From the listing below, pull out all lines with "χώρο" in them.

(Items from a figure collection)
________________

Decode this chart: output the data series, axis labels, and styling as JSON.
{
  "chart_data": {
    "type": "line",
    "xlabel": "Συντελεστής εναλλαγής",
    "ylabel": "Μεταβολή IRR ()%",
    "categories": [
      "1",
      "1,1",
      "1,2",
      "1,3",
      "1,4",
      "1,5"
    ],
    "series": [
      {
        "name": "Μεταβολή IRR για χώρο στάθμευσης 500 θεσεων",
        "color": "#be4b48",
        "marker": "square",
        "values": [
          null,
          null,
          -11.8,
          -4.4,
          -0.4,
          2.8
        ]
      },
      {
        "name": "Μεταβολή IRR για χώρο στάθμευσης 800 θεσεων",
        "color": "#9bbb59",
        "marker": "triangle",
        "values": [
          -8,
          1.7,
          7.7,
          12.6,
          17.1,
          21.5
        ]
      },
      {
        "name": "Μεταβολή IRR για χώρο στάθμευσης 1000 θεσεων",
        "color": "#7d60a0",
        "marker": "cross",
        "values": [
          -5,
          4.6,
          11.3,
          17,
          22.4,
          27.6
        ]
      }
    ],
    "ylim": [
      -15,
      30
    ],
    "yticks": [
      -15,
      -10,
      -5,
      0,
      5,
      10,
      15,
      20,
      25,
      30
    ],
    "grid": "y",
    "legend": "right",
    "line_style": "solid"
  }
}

________________

§ Full response
        "name": "Μεταβολή IRR για χώρο στάθμευσης 500 θεσεων",
        "name": "Μεταβολή IRR για χώρο στάθμευσης 800 θεσεων",
        "name": "Μεταβολή IRR για χώρο στάθμευσης 1000 θεσεων",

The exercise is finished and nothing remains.